Extracted records
● ● ● ● ●

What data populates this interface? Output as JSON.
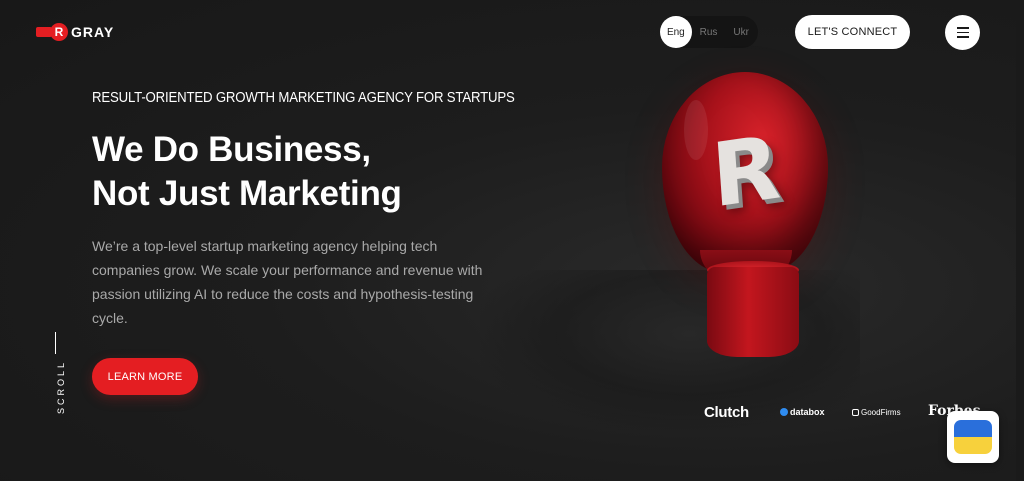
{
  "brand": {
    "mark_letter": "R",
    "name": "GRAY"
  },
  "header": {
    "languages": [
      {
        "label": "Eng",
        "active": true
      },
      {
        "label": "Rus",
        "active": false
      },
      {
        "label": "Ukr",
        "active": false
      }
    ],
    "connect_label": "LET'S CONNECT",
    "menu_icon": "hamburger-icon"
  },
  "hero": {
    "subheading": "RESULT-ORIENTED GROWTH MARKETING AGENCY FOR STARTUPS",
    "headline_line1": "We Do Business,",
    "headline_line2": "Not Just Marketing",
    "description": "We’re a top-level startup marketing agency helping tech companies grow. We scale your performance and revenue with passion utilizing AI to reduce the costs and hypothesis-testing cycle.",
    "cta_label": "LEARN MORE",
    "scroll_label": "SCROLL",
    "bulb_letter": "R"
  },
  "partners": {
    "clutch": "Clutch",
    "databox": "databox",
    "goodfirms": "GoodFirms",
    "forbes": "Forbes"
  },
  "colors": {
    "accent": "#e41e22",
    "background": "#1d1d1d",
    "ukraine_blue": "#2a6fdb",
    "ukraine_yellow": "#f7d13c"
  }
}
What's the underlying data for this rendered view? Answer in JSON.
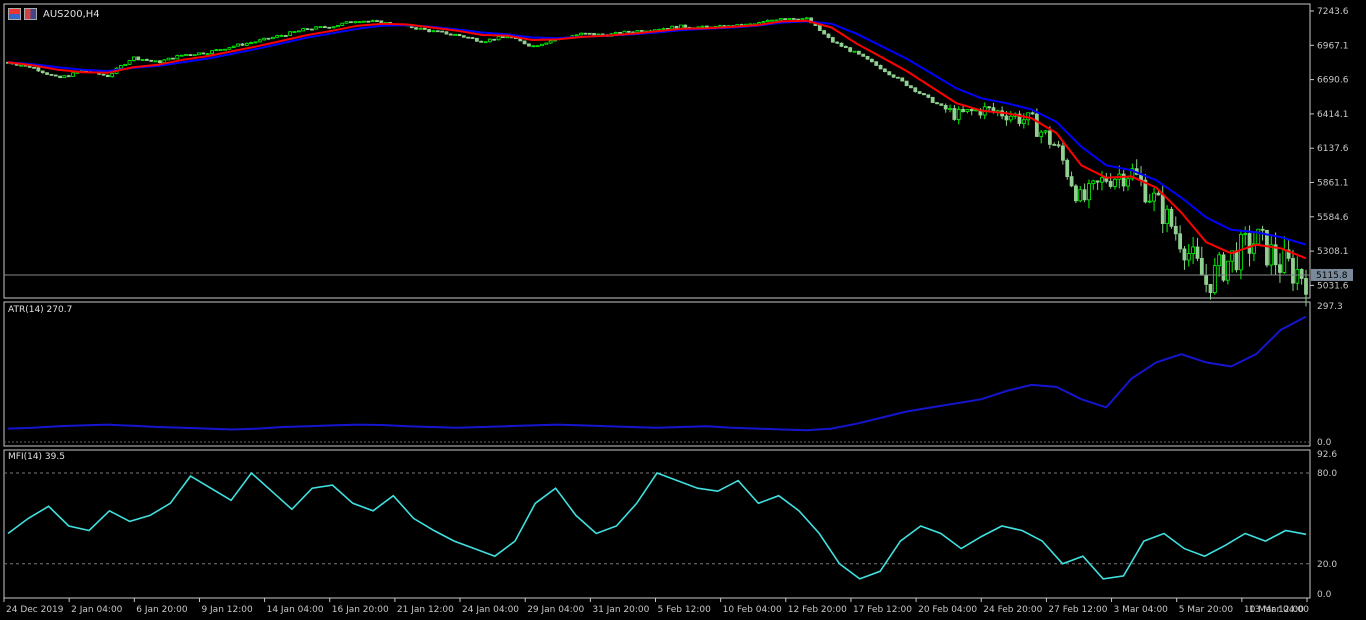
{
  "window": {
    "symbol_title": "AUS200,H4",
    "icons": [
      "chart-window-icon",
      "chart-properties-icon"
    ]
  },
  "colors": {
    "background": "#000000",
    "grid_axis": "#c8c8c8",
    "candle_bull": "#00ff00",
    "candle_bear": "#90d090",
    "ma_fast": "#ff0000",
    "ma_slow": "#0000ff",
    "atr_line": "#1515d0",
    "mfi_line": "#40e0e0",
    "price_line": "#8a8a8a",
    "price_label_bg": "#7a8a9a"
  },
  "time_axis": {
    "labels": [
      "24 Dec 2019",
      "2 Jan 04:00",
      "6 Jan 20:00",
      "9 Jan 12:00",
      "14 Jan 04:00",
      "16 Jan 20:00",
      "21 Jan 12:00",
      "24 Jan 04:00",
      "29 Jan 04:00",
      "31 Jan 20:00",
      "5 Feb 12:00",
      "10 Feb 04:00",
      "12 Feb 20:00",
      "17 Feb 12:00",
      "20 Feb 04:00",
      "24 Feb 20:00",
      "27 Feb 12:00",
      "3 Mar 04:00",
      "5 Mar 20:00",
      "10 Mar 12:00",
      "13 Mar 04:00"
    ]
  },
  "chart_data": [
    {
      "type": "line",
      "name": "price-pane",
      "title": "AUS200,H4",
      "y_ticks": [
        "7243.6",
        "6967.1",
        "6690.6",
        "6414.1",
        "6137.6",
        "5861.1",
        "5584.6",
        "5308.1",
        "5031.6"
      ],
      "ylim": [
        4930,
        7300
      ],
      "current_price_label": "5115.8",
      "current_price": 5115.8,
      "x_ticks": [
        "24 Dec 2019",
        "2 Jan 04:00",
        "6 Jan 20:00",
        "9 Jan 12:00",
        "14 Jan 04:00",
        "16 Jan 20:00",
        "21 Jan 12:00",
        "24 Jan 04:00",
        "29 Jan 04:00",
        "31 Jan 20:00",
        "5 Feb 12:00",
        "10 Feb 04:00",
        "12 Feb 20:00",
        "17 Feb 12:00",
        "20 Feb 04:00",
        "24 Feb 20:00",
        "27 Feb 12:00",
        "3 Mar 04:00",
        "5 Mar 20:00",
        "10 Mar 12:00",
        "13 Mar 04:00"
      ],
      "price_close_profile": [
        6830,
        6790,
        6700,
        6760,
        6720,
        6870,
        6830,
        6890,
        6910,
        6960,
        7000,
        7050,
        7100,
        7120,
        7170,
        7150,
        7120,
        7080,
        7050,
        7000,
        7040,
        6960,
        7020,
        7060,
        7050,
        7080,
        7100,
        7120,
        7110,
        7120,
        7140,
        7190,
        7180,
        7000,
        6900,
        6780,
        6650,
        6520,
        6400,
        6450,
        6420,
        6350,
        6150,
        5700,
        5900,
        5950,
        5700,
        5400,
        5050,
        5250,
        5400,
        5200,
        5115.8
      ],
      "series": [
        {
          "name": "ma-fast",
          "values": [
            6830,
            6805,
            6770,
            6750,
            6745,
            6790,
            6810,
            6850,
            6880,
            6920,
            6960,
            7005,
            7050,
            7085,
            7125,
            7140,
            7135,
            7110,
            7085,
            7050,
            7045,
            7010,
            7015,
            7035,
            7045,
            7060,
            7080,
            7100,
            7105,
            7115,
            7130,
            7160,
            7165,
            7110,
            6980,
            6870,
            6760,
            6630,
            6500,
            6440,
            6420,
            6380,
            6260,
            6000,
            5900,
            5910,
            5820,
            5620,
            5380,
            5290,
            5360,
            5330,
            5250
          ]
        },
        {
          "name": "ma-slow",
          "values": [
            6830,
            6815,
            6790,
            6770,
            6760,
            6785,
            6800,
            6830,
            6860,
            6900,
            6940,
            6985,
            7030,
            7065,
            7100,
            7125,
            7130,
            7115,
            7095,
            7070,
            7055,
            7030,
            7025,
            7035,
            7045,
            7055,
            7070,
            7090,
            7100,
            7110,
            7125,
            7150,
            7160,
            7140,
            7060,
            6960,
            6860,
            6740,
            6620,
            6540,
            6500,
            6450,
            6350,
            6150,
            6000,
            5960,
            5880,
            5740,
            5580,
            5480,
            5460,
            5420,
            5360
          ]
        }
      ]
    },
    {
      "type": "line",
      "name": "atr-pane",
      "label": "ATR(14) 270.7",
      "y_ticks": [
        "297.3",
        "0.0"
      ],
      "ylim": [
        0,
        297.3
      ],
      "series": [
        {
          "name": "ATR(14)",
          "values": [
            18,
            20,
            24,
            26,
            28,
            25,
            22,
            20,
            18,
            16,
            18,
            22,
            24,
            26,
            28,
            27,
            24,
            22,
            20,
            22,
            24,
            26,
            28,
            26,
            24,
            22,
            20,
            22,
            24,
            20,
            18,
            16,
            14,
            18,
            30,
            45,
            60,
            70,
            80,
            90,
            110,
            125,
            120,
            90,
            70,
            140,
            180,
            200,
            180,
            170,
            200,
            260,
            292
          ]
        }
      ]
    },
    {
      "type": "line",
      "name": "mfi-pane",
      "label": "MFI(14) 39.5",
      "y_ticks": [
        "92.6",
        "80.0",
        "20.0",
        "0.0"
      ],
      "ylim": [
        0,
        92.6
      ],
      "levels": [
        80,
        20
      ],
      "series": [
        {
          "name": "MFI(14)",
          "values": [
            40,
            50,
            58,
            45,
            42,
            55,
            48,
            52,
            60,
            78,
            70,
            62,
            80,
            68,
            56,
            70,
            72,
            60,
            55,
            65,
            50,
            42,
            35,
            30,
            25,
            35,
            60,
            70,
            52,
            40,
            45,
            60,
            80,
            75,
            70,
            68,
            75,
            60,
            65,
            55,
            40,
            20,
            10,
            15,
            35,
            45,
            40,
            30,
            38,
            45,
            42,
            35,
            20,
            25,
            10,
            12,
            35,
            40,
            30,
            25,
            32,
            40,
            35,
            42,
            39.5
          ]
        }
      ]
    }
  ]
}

● ● ● ● ●

Problem description. Take the entries shown above and quote them verbatim, passing over the pictures.

Finished answer.
What data populates this interface? Output as JSON.
{
  "brand": {
    "mark_letter": "R",
    "name": "GRAY"
  },
  "header": {
    "languages": [
      {
        "label": "Eng",
        "active": true
      },
      {
        "label": "Rus",
        "active": false
      },
      {
        "label": "Ukr",
        "active": false
      }
    ],
    "connect_label": "LET'S CONNECT",
    "menu_icon": "hamburger-icon"
  },
  "hero": {
    "subheading": "RESULT-ORIENTED GROWTH MARKETING AGENCY FOR STARTUPS",
    "headline_line1": "We Do Business,",
    "headline_line2": "Not Just Marketing",
    "description": "We’re a top-level startup marketing agency helping tech companies grow. We scale your performance and revenue with passion utilizing AI to reduce the costs and hypothesis-testing cycle.",
    "cta_label": "LEARN MORE",
    "scroll_label": "SCROLL",
    "bulb_letter": "R"
  },
  "partners": {
    "clutch": "Clutch",
    "databox": "databox",
    "goodfirms": "GoodFirms",
    "forbes": "Forbes"
  },
  "colors": {
    "accent": "#e41e22",
    "background": "#1d1d1d",
    "ukraine_blue": "#2a6fdb",
    "ukraine_yellow": "#f7d13c"
  }
}
What's the underlying data for this rendered view? Answer in JSON.
{
  "window": {
    "symbol_title": "AUS200,H4",
    "icons": [
      "chart-window-icon",
      "chart-properties-icon"
    ]
  },
  "colors": {
    "background": "#000000",
    "grid_axis": "#c8c8c8",
    "candle_bull": "#00ff00",
    "candle_bear": "#90d090",
    "ma_fast": "#ff0000",
    "ma_slow": "#0000ff",
    "atr_line": "#1515d0",
    "mfi_line": "#40e0e0",
    "price_line": "#8a8a8a",
    "price_label_bg": "#7a8a9a"
  },
  "time_axis": {
    "labels": [
      "24 Dec 2019",
      "2 Jan 04:00",
      "6 Jan 20:00",
      "9 Jan 12:00",
      "14 Jan 04:00",
      "16 Jan 20:00",
      "21 Jan 12:00",
      "24 Jan 04:00",
      "29 Jan 04:00",
      "31 Jan 20:00",
      "5 Feb 12:00",
      "10 Feb 04:00",
      "12 Feb 20:00",
      "17 Feb 12:00",
      "20 Feb 04:00",
      "24 Feb 20:00",
      "27 Feb 12:00",
      "3 Mar 04:00",
      "5 Mar 20:00",
      "10 Mar 12:00",
      "13 Mar 04:00"
    ]
  },
  "chart_data": [
    {
      "type": "line",
      "name": "price-pane",
      "title": "AUS200,H4",
      "y_ticks": [
        "7243.6",
        "6967.1",
        "6690.6",
        "6414.1",
        "6137.6",
        "5861.1",
        "5584.6",
        "5308.1",
        "5031.6"
      ],
      "ylim": [
        4930,
        7300
      ],
      "current_price_label": "5115.8",
      "current_price": 5115.8,
      "x_ticks": [
        "24 Dec 2019",
        "2 Jan 04:00",
        "6 Jan 20:00",
        "9 Jan 12:00",
        "14 Jan 04:00",
        "16 Jan 20:00",
        "21 Jan 12:00",
        "24 Jan 04:00",
        "29 Jan 04:00",
        "31 Jan 20:00",
        "5 Feb 12:00",
        "10 Feb 04:00",
        "12 Feb 20:00",
        "17 Feb 12:00",
        "20 Feb 04:00",
        "24 Feb 20:00",
        "27 Feb 12:00",
        "3 Mar 04:00",
        "5 Mar 20:00",
        "10 Mar 12:00",
        "13 Mar 04:00"
      ],
      "price_close_profile": [
        6830,
        6790,
        6700,
        6760,
        6720,
        6870,
        6830,
        6890,
        6910,
        6960,
        7000,
        7050,
        7100,
        7120,
        7170,
        7150,
        7120,
        7080,
        7050,
        7000,
        7040,
        6960,
        7020,
        7060,
        7050,
        7080,
        7100,
        7120,
        7110,
        7120,
        7140,
        7190,
        7180,
        7000,
        6900,
        6780,
        6650,
        6520,
        6400,
        6450,
        6420,
        6350,
        6150,
        5700,
        5900,
        5950,
        5700,
        5400,
        5050,
        5250,
        5400,
        5200,
        5115.8
      ],
      "series": [
        {
          "name": "ma-fast",
          "values": [
            6830,
            6805,
            6770,
            6750,
            6745,
            6790,
            6810,
            6850,
            6880,
            6920,
            6960,
            7005,
            7050,
            7085,
            7125,
            7140,
            7135,
            7110,
            7085,
            7050,
            7045,
            7010,
            7015,
            7035,
            7045,
            7060,
            7080,
            7100,
            7105,
            7115,
            7130,
            7160,
            7165,
            7110,
            6980,
            6870,
            6760,
            6630,
            6500,
            6440,
            6420,
            6380,
            6260,
            6000,
            5900,
            5910,
            5820,
            5620,
            5380,
            5290,
            5360,
            5330,
            5250
          ]
        },
        {
          "name": "ma-slow",
          "values": [
            6830,
            6815,
            6790,
            6770,
            6760,
            6785,
            6800,
            6830,
            6860,
            6900,
            6940,
            6985,
            7030,
            7065,
            7100,
            7125,
            7130,
            7115,
            7095,
            7070,
            7055,
            7030,
            7025,
            7035,
            7045,
            7055,
            7070,
            7090,
            7100,
            7110,
            7125,
            7150,
            7160,
            7140,
            7060,
            6960,
            6860,
            6740,
            6620,
            6540,
            6500,
            6450,
            6350,
            6150,
            6000,
            5960,
            5880,
            5740,
            5580,
            5480,
            5460,
            5420,
            5360
          ]
        }
      ]
    },
    {
      "type": "line",
      "name": "atr-pane",
      "label": "ATR(14) 270.7",
      "y_ticks": [
        "297.3",
        "0.0"
      ],
      "ylim": [
        0,
        297.3
      ],
      "series": [
        {
          "name": "ATR(14)",
          "values": [
            18,
            20,
            24,
            26,
            28,
            25,
            22,
            20,
            18,
            16,
            18,
            22,
            24,
            26,
            28,
            27,
            24,
            22,
            20,
            22,
            24,
            26,
            28,
            26,
            24,
            22,
            20,
            22,
            24,
            20,
            18,
            16,
            14,
            18,
            30,
            45,
            60,
            70,
            80,
            90,
            110,
            125,
            120,
            90,
            70,
            140,
            180,
            200,
            180,
            170,
            200,
            260,
            292
          ]
        }
      ]
    },
    {
      "type": "line",
      "name": "mfi-pane",
      "label": "MFI(14) 39.5",
      "y_ticks": [
        "92.6",
        "80.0",
        "20.0",
        "0.0"
      ],
      "ylim": [
        0,
        92.6
      ],
      "levels": [
        80,
        20
      ],
      "series": [
        {
          "name": "MFI(14)",
          "values": [
            40,
            50,
            58,
            45,
            42,
            55,
            48,
            52,
            60,
            78,
            70,
            62,
            80,
            68,
            56,
            70,
            72,
            60,
            55,
            65,
            50,
            42,
            35,
            30,
            25,
            35,
            60,
            70,
            52,
            40,
            45,
            60,
            80,
            75,
            70,
            68,
            75,
            60,
            65,
            55,
            40,
            20,
            10,
            15,
            35,
            45,
            40,
            30,
            38,
            45,
            42,
            35,
            20,
            25,
            10,
            12,
            35,
            40,
            30,
            25,
            32,
            40,
            35,
            42,
            39.5
          ]
        }
      ]
    }
  ]
}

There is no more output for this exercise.